To do:
Please answer these from the post about Delphi below:
1. What hourly wage does it say Delphi workers were paid?
2. By what percentage did Rodney O'Neal say he would cut his salary next year?
3. Which car does the writer name as the best ever driven?

Document text:
----
I’ve never had full medical coverage or pension at a job. Benefits with previous employers have been slim. It sucks that the economy is so crappy but I don’t feel too much pity that Delphi workers will now know what it feels like to have a job like the rest of us.
I’m not saying all this as if to whine about my life. Sure, I wish I made more money, but who doesn’t? You think the Delphi employees were happy with $27 an hour? Betcha they wanted more.
What’s even sadder though is that upper management is mostly to blame for the company’s financial woes.
How much do Delphi executives make?
Rodney O’Neal, the company’s president makes about $1.15 million a year. He said he would take a 20 percent reduction in his salary next year. Oh no, he'll have to coupon-clip now. 1.15 MILLION dollars. Gee I wonder why the company is in trouble. I wonder how much his secretary makes. I can’t imagine someone at his level actually doing enough work to warrant a paycheck like that.
Delphi’s top five executives, were paid between $800,000 and $1 million last year. Disgusting.
How about this idea? Make some small, fuel efficient cars that people actually WANT to buy (like Mazda or Toyota); and stop paying executives seven figures to do NOTHING.
BTW: Last weekend I rented a Chevy Cobalt while visiting in Buffalo. This car sucked to a significant degree (which was really disappointing as it was a car I had once considered purchasing). The fact that people were paid $27 an hour to build that death-box angers me even more. Returning the car at the airport meant one thing to me: I was alive to do it (driving this car was terrifying at times). Next two sucky cars I’ve ever driven: Sunfire and Taurus.
FYI: Best car ever driven: Mazda 3. Kicks ass. Worth every penny.
----
Dataset extract:
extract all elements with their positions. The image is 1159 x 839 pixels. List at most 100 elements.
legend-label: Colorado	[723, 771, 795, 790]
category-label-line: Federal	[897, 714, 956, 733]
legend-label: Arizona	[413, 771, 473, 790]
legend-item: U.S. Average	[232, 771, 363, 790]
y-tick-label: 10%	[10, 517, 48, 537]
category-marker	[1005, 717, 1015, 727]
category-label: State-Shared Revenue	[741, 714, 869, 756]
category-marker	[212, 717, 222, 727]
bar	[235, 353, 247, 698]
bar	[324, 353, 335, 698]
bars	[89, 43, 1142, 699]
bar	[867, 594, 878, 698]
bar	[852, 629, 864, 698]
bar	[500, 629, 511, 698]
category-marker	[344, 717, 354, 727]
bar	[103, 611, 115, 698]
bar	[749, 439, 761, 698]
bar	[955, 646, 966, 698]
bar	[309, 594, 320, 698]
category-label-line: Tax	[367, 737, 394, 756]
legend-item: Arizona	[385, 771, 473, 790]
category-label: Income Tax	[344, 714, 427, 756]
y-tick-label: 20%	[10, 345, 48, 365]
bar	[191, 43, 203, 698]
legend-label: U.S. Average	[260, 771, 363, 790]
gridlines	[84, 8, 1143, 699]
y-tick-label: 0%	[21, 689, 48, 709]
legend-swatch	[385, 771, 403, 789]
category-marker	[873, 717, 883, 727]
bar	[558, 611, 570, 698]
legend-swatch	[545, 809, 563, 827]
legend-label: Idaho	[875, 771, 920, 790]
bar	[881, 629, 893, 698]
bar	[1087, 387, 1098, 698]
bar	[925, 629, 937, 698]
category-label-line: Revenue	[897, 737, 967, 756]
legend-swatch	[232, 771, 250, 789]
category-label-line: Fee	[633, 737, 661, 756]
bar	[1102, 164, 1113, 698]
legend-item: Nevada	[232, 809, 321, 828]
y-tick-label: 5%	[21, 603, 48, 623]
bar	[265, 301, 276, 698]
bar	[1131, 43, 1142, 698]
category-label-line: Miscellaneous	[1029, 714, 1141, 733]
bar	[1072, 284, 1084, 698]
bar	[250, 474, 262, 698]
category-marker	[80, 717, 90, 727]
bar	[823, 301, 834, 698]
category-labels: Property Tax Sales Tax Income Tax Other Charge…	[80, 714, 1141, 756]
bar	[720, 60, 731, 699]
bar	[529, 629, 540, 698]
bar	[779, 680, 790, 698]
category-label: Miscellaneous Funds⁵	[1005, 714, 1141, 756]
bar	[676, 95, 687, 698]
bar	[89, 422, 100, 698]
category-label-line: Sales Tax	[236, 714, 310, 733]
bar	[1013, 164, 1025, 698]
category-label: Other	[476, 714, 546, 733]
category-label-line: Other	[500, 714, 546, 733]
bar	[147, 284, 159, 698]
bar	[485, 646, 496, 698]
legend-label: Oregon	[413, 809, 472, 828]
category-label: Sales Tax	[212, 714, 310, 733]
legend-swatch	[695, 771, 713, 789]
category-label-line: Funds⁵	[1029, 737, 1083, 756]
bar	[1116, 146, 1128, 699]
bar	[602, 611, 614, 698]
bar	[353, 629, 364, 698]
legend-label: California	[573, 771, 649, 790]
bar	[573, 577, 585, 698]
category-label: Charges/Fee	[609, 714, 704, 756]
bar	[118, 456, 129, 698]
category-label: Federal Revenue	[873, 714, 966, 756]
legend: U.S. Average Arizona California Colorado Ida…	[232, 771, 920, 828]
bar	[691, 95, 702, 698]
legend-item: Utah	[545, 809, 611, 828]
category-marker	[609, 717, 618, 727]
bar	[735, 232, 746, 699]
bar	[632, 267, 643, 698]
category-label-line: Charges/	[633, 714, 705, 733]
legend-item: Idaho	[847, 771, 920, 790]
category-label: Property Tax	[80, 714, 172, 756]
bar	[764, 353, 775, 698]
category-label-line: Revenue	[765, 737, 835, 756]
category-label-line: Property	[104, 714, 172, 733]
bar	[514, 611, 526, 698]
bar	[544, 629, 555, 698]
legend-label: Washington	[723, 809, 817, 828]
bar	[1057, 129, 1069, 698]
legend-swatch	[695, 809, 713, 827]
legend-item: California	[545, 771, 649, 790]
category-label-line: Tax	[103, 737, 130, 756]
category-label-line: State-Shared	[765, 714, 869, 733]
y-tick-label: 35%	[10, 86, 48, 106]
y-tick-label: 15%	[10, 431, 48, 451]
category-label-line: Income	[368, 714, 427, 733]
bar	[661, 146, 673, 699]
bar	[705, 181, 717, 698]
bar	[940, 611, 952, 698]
----
Reply to the task:
1. $27 an hour
2. 20 percent
3. Mazda 3